Extracted data entries:
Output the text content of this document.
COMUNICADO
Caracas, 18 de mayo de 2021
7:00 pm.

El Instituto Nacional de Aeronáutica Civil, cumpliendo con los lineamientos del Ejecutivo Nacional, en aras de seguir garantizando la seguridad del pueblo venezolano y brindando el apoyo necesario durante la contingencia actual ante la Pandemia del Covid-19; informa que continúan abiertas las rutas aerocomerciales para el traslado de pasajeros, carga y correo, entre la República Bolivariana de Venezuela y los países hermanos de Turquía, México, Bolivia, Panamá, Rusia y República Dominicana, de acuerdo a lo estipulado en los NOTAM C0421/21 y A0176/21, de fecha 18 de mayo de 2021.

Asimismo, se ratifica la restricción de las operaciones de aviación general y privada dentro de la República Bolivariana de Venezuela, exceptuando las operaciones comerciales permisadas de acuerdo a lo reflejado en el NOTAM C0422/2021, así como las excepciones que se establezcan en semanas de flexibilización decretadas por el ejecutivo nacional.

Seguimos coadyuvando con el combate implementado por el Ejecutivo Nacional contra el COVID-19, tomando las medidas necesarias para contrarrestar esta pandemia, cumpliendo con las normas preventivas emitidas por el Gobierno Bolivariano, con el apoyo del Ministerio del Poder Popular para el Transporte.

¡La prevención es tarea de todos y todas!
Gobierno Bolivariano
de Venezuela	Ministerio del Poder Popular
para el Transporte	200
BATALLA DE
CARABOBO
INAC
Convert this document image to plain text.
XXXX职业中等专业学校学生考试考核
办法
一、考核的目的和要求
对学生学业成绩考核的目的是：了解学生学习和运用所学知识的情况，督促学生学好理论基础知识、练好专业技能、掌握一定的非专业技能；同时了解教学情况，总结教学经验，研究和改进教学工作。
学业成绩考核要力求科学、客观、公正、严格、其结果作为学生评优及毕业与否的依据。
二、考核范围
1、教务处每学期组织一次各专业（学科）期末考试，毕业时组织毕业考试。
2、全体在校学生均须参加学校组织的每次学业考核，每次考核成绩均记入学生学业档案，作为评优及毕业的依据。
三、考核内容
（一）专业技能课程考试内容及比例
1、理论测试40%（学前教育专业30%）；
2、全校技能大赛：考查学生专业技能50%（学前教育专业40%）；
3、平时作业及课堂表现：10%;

• _Given problem_:
Pick each line holding the word "Bolivariano" out of the data and copy it.

• _Reply to the task_:
Seguimos coadyuvando con el combate implementado por el Ejecutivo Nacional contra el COVID-19, tomando las medidas necesarias para contrarrestar esta pandemia, cumpliendo con las normas preventivas emitidas por el Gobierno Bolivariano, con el apoyo del Ministerio del Poder Popular para el Transporte.
Gobierno Bolivariano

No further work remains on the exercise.